▶ Exercise: Omit the pictures, then write out every entry exactly as it reads.

▶ Listed records:

□ □ □ □

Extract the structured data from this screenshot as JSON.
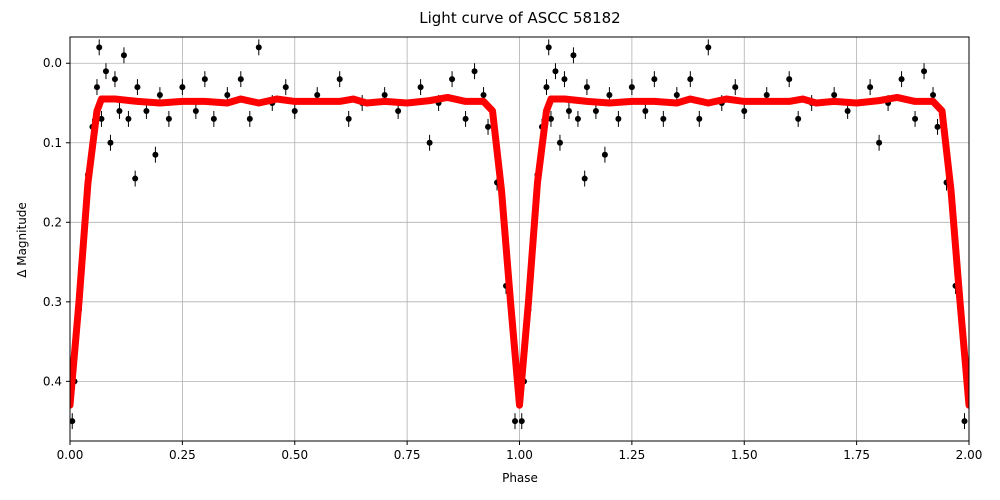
{
  "chart_data": {
    "type": "scatter",
    "title": "Light curve of ASCC 58182",
    "xlabel": "Phase",
    "ylabel": "Δ Magnitude",
    "xlim": [
      0,
      2
    ],
    "ylim": [
      -0.033,
      0.475
    ],
    "invert_y": true,
    "grid": true,
    "xticks": [
      {
        "value": 0,
        "label": "0.00"
      },
      {
        "value": 0.25,
        "label": "0.25"
      },
      {
        "value": 0.5,
        "label": "0.50"
      },
      {
        "value": 0.75,
        "label": "0.75"
      },
      {
        "value": 1,
        "label": "1.00"
      },
      {
        "value": 1.25,
        "label": "1.25"
      },
      {
        "value": 1.5,
        "label": "1.50"
      },
      {
        "value": 1.75,
        "label": "1.75"
      },
      {
        "value": 2,
        "label": "2.00"
      }
    ],
    "yticks": [
      {
        "value": 0,
        "label": "0.0"
      },
      0.1,
      0.2,
      0.3,
      0.4
    ],
    "series": [
      {
        "type": "scatter",
        "color": "#000000",
        "yerr": 0.01,
        "x": [
          0.005,
          0.01,
          0.02,
          0.03,
          0.04,
          0.05,
          0.06,
          0.065,
          0.07,
          0.08,
          0.09,
          0.1,
          0.11,
          0.12,
          0.13,
          0.145,
          0.15,
          0.17,
          0.19,
          0.2,
          0.22,
          0.25,
          0.28,
          0.3,
          0.32,
          0.35,
          0.38,
          0.4,
          0.42,
          0.45,
          0.48,
          0.5,
          0.55,
          0.6,
          0.62,
          0.65,
          0.7,
          0.73,
          0.78,
          0.8,
          0.82,
          0.85,
          0.88,
          0.9,
          0.92,
          0.93,
          0.95,
          0.97,
          0.99,
          1.005,
          1.01,
          1.02,
          1.03,
          1.04,
          1.05,
          1.06,
          1.065,
          1.07,
          1.08,
          1.09,
          1.1,
          1.11,
          1.12,
          1.13,
          1.145,
          1.15,
          1.17,
          1.19,
          1.2,
          1.22,
          1.25,
          1.28,
          1.3,
          1.32,
          1.35,
          1.38,
          1.4,
          1.42,
          1.45,
          1.48,
          1.5,
          1.55,
          1.6,
          1.62,
          1.65,
          1.7,
          1.73,
          1.78,
          1.8,
          1.82,
          1.85,
          1.88,
          1.9,
          1.92,
          1.93,
          1.95,
          1.97,
          1.99
        ],
        "values": [
          0.45,
          0.4,
          0.31,
          0.22,
          0.14,
          0.08,
          0.03,
          -0.02,
          0.07,
          0.01,
          0.1,
          0.02,
          0.06,
          -0.01,
          0.07,
          0.145,
          0.03,
          0.06,
          0.115,
          0.04,
          0.07,
          0.03,
          0.06,
          0.02,
          0.07,
          0.04,
          0.02,
          0.07,
          -0.02,
          0.05,
          0.03,
          0.06,
          0.04,
          0.02,
          0.07,
          0.05,
          0.04,
          0.06,
          0.03,
          0.1,
          0.05,
          0.02,
          0.07,
          0.01,
          0.04,
          0.08,
          0.15,
          0.28,
          0.45,
          0.45,
          0.4,
          0.31,
          0.22,
          0.14,
          0.08,
          0.03,
          -0.02,
          0.07,
          0.01,
          0.1,
          0.02,
          0.06,
          -0.01,
          0.07,
          0.145,
          0.03,
          0.06,
          0.115,
          0.04,
          0.07,
          0.03,
          0.06,
          0.02,
          0.07,
          0.04,
          0.02,
          0.07,
          -0.02,
          0.05,
          0.03,
          0.06,
          0.04,
          0.02,
          0.07,
          0.05,
          0.04,
          0.06,
          0.03,
          0.1,
          0.05,
          0.02,
          0.07,
          0.01,
          0.04,
          0.08,
          0.15,
          0.28,
          0.45
        ]
      },
      {
        "type": "line",
        "color": "#ff0000",
        "x": [
          0,
          0.02,
          0.04,
          0.06,
          0.07,
          0.1,
          0.15,
          0.2,
          0.25,
          0.3,
          0.35,
          0.38,
          0.42,
          0.46,
          0.5,
          0.55,
          0.6,
          0.63,
          0.66,
          0.7,
          0.75,
          0.8,
          0.84,
          0.88,
          0.92,
          0.94,
          0.96,
          0.98,
          1.0,
          1.02,
          1.04,
          1.06,
          1.07,
          1.1,
          1.15,
          1.2,
          1.25,
          1.3,
          1.35,
          1.38,
          1.42,
          1.46,
          1.5,
          1.55,
          1.6,
          1.63,
          1.66,
          1.7,
          1.75,
          1.8,
          1.84,
          1.88,
          1.92,
          1.94,
          1.96,
          1.98,
          2.0
        ],
        "values": [
          0.43,
          0.3,
          0.15,
          0.06,
          0.045,
          0.045,
          0.048,
          0.05,
          0.048,
          0.048,
          0.05,
          0.045,
          0.05,
          0.045,
          0.048,
          0.048,
          0.048,
          0.045,
          0.05,
          0.048,
          0.05,
          0.047,
          0.043,
          0.048,
          0.048,
          0.06,
          0.16,
          0.3,
          0.43,
          0.3,
          0.15,
          0.06,
          0.045,
          0.045,
          0.048,
          0.05,
          0.048,
          0.048,
          0.05,
          0.045,
          0.05,
          0.045,
          0.048,
          0.048,
          0.048,
          0.045,
          0.05,
          0.048,
          0.05,
          0.047,
          0.043,
          0.048,
          0.048,
          0.06,
          0.16,
          0.3,
          0.43
        ]
      }
    ]
  }
}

□ □ □ □

▶ The solution:
Extract the structured data from this screenshot as JSON.
{
  "chart_data": {
    "type": "scatter",
    "title": "Light curve of ASCC 58182",
    "xlabel": "Phase",
    "ylabel": "Δ Magnitude",
    "xlim": [
      0,
      2
    ],
    "ylim": [
      -0.033,
      0.475
    ],
    "invert_y": true,
    "grid": true,
    "xticks": [
      {
        "value": 0,
        "label": "0.00"
      },
      {
        "value": 0.25,
        "label": "0.25"
      },
      {
        "value": 0.5,
        "label": "0.50"
      },
      {
        "value": 0.75,
        "label": "0.75"
      },
      {
        "value": 1,
        "label": "1.00"
      },
      {
        "value": 1.25,
        "label": "1.25"
      },
      {
        "value": 1.5,
        "label": "1.50"
      },
      {
        "value": 1.75,
        "label": "1.75"
      },
      {
        "value": 2,
        "label": "2.00"
      }
    ],
    "yticks": [
      {
        "value": 0,
        "label": "0.0"
      },
      0.1,
      0.2,
      0.3,
      0.4
    ],
    "series": [
      {
        "type": "scatter",
        "color": "#000000",
        "yerr": 0.01,
        "x": [
          0.005,
          0.01,
          0.02,
          0.03,
          0.04,
          0.05,
          0.06,
          0.065,
          0.07,
          0.08,
          0.09,
          0.1,
          0.11,
          0.12,
          0.13,
          0.145,
          0.15,
          0.17,
          0.19,
          0.2,
          0.22,
          0.25,
          0.28,
          0.3,
          0.32,
          0.35,
          0.38,
          0.4,
          0.42,
          0.45,
          0.48,
          0.5,
          0.55,
          0.6,
          0.62,
          0.65,
          0.7,
          0.73,
          0.78,
          0.8,
          0.82,
          0.85,
          0.88,
          0.9,
          0.92,
          0.93,
          0.95,
          0.97,
          0.99,
          1.005,
          1.01,
          1.02,
          1.03,
          1.04,
          1.05,
          1.06,
          1.065,
          1.07,
          1.08,
          1.09,
          1.1,
          1.11,
          1.12,
          1.13,
          1.145,
          1.15,
          1.17,
          1.19,
          1.2,
          1.22,
          1.25,
          1.28,
          1.3,
          1.32,
          1.35,
          1.38,
          1.4,
          1.42,
          1.45,
          1.48,
          1.5,
          1.55,
          1.6,
          1.62,
          1.65,
          1.7,
          1.73,
          1.78,
          1.8,
          1.82,
          1.85,
          1.88,
          1.9,
          1.92,
          1.93,
          1.95,
          1.97,
          1.99
        ],
        "values": [
          0.45,
          0.4,
          0.31,
          0.22,
          0.14,
          0.08,
          0.03,
          -0.02,
          0.07,
          0.01,
          0.1,
          0.02,
          0.06,
          -0.01,
          0.07,
          0.145,
          0.03,
          0.06,
          0.115,
          0.04,
          0.07,
          0.03,
          0.06,
          0.02,
          0.07,
          0.04,
          0.02,
          0.07,
          -0.02,
          0.05,
          0.03,
          0.06,
          0.04,
          0.02,
          0.07,
          0.05,
          0.04,
          0.06,
          0.03,
          0.1,
          0.05,
          0.02,
          0.07,
          0.01,
          0.04,
          0.08,
          0.15,
          0.28,
          0.45,
          0.45,
          0.4,
          0.31,
          0.22,
          0.14,
          0.08,
          0.03,
          -0.02,
          0.07,
          0.01,
          0.1,
          0.02,
          0.06,
          -0.01,
          0.07,
          0.145,
          0.03,
          0.06,
          0.115,
          0.04,
          0.07,
          0.03,
          0.06,
          0.02,
          0.07,
          0.04,
          0.02,
          0.07,
          -0.02,
          0.05,
          0.03,
          0.06,
          0.04,
          0.02,
          0.07,
          0.05,
          0.04,
          0.06,
          0.03,
          0.1,
          0.05,
          0.02,
          0.07,
          0.01,
          0.04,
          0.08,
          0.15,
          0.28,
          0.45
        ]
      },
      {
        "type": "line",
        "color": "#ff0000",
        "x": [
          0,
          0.02,
          0.04,
          0.06,
          0.07,
          0.1,
          0.15,
          0.2,
          0.25,
          0.3,
          0.35,
          0.38,
          0.42,
          0.46,
          0.5,
          0.55,
          0.6,
          0.63,
          0.66,
          0.7,
          0.75,
          0.8,
          0.84,
          0.88,
          0.92,
          0.94,
          0.96,
          0.98,
          1.0,
          1.02,
          1.04,
          1.06,
          1.07,
          1.1,
          1.15,
          1.2,
          1.25,
          1.3,
          1.35,
          1.38,
          1.42,
          1.46,
          1.5,
          1.55,
          1.6,
          1.63,
          1.66,
          1.7,
          1.75,
          1.8,
          1.84,
          1.88,
          1.92,
          1.94,
          1.96,
          1.98,
          2.0
        ],
        "values": [
          0.43,
          0.3,
          0.15,
          0.06,
          0.045,
          0.045,
          0.048,
          0.05,
          0.048,
          0.048,
          0.05,
          0.045,
          0.05,
          0.045,
          0.048,
          0.048,
          0.048,
          0.045,
          0.05,
          0.048,
          0.05,
          0.047,
          0.043,
          0.048,
          0.048,
          0.06,
          0.16,
          0.3,
          0.43,
          0.3,
          0.15,
          0.06,
          0.045,
          0.045,
          0.048,
          0.05,
          0.048,
          0.048,
          0.05,
          0.045,
          0.05,
          0.045,
          0.048,
          0.048,
          0.048,
          0.045,
          0.05,
          0.048,
          0.05,
          0.047,
          0.043,
          0.048,
          0.048,
          0.06,
          0.16,
          0.3,
          0.43
        ]
      }
    ]
  }
}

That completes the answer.